Task details: Work through the data below line by line and say how many lines hold "exposed"; give only the number.
═════ Listed entries ═════
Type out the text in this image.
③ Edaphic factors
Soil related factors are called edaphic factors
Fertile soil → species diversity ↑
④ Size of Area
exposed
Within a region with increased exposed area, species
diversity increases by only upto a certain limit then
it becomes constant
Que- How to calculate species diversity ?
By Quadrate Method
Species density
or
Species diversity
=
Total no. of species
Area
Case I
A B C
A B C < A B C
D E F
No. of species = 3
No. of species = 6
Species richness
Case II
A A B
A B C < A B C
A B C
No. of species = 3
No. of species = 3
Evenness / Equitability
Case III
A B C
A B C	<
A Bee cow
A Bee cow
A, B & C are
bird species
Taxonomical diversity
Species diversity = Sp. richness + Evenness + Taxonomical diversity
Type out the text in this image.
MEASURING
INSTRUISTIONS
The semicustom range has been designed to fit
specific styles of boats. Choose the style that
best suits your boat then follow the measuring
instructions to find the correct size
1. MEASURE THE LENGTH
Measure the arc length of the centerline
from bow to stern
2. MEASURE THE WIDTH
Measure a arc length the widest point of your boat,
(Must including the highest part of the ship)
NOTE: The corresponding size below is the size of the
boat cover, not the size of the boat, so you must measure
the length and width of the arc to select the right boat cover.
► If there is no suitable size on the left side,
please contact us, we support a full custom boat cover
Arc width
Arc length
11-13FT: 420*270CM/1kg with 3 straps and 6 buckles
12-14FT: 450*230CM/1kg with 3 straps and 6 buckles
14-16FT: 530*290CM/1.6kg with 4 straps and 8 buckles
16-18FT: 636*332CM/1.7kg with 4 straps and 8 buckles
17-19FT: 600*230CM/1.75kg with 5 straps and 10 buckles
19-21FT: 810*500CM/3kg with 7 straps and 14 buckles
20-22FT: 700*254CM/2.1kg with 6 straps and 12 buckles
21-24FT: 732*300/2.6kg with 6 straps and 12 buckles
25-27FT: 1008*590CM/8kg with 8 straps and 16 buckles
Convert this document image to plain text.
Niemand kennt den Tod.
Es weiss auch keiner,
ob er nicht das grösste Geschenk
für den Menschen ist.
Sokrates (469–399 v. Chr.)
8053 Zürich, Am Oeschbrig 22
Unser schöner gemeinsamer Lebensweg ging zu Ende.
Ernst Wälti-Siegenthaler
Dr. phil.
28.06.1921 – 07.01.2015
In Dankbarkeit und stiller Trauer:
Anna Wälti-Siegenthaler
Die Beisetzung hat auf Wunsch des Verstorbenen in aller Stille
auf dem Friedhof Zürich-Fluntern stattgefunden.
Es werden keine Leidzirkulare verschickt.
═════
Final result: 2